▸ GIVEN INSTRUCTION
From the listing below, extract every line in which the word "secteur" appears.

★ ★ ★

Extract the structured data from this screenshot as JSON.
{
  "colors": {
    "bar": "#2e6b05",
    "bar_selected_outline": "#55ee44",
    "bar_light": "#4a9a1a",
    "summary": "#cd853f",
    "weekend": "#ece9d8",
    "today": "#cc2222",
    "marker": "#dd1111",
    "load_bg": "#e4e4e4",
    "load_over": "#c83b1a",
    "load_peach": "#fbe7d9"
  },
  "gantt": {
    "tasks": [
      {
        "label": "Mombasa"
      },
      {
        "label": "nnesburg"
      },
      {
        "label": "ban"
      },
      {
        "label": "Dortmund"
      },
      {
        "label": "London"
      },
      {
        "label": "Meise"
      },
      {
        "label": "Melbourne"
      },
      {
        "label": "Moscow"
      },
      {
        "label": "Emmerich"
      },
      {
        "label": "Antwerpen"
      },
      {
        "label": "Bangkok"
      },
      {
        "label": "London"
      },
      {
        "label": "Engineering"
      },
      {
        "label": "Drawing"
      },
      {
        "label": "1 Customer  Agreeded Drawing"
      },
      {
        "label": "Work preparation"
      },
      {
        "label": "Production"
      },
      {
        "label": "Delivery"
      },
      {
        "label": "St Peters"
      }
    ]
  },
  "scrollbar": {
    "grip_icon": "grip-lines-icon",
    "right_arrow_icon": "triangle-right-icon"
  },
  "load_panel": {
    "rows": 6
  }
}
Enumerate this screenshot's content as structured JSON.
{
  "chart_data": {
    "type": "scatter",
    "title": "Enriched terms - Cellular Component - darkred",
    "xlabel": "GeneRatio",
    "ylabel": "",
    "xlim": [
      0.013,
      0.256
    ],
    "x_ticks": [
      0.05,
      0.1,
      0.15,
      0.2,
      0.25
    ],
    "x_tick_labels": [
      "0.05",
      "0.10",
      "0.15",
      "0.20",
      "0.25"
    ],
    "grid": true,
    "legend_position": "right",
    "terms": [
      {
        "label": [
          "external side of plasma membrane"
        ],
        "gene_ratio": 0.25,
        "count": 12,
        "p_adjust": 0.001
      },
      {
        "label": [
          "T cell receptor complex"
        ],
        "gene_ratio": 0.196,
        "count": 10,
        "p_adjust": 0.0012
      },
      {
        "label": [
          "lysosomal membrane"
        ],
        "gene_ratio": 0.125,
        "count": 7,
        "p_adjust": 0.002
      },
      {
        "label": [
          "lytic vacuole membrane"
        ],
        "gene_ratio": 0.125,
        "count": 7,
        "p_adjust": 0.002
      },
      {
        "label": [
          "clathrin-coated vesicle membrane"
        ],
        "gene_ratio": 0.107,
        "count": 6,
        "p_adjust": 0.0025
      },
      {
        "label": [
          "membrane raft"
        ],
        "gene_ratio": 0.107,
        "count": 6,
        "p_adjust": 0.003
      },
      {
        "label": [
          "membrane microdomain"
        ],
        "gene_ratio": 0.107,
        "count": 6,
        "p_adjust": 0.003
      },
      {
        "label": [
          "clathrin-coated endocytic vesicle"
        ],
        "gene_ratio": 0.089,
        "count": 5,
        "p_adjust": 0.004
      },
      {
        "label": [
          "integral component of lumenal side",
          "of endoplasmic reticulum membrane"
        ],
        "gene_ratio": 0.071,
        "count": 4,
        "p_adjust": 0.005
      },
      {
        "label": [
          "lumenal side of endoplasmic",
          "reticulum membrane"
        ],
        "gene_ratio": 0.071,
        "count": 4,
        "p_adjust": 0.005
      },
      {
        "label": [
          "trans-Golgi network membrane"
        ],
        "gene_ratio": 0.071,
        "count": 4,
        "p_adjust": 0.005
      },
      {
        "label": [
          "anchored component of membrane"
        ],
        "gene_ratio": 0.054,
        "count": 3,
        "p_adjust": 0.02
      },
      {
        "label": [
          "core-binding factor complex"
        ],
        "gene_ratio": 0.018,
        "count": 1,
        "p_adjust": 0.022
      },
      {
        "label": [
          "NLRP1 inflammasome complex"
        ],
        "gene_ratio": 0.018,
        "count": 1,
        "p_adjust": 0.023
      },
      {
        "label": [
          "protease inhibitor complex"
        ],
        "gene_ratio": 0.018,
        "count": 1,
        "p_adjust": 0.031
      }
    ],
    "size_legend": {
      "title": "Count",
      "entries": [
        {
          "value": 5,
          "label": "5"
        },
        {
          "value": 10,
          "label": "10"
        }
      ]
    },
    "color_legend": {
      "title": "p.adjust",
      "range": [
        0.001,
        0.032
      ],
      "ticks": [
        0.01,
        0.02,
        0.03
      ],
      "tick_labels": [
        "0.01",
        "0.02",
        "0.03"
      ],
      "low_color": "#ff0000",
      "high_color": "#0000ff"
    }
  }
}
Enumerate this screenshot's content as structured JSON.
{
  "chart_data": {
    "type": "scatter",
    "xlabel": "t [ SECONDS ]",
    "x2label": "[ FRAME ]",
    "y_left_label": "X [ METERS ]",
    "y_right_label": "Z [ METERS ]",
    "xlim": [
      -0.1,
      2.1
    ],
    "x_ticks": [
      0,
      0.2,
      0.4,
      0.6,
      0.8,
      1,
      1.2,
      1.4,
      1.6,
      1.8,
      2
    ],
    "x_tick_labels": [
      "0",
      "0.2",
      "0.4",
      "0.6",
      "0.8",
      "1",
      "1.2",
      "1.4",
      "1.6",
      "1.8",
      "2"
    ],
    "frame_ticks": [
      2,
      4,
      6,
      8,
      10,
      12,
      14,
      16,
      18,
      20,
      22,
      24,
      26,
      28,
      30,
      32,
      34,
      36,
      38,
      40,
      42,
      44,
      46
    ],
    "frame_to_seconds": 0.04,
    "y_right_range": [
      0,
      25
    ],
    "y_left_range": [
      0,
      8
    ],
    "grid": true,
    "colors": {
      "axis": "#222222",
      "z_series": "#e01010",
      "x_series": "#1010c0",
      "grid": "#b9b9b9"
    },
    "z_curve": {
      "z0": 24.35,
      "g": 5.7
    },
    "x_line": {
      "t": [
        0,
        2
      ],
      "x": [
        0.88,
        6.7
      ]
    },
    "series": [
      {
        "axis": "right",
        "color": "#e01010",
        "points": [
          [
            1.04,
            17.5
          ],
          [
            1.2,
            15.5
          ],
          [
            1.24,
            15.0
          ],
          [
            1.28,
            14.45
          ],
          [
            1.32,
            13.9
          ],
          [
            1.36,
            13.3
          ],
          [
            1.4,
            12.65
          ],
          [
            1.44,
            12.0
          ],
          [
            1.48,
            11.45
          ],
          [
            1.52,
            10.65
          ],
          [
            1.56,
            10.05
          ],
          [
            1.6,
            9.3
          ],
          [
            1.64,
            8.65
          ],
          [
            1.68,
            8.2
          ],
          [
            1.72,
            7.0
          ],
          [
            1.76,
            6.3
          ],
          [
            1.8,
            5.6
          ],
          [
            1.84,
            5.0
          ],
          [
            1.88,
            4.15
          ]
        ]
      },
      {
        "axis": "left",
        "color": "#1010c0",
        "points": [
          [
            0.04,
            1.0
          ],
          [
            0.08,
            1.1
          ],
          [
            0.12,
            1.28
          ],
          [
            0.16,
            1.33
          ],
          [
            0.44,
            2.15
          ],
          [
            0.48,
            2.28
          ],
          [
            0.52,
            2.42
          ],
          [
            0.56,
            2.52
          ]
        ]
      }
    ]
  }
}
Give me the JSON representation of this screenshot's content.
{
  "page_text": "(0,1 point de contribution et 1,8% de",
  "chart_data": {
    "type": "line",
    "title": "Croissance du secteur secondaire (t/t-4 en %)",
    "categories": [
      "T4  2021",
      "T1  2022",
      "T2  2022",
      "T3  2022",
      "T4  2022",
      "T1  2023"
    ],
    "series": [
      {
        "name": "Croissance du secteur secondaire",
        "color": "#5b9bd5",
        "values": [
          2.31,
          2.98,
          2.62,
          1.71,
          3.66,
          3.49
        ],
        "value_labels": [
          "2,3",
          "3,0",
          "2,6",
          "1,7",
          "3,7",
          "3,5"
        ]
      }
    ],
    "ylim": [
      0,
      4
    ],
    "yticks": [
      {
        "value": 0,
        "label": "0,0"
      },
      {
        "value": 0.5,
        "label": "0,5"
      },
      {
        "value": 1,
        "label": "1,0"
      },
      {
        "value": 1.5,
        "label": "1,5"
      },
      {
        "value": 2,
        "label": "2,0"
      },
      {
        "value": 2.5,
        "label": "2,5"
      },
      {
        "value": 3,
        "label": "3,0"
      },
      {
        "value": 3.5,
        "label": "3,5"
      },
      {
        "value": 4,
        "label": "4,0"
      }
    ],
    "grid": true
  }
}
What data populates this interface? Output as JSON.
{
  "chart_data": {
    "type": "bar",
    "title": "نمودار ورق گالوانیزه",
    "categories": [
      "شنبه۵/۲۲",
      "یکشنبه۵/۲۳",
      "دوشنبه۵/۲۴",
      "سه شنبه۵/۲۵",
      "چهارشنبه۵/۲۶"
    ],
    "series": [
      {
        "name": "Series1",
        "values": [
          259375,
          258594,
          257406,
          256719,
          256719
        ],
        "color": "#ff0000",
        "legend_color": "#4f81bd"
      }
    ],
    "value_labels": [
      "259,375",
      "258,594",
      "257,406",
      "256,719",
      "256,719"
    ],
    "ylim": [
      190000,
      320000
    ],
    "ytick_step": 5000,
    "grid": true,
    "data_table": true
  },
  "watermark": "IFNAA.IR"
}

★ ★ ★

▸ REPLY
    "title": "Croissance du secteur secondaire (t/t-4 en %)",
        "name": "Croissance du secteur secondaire",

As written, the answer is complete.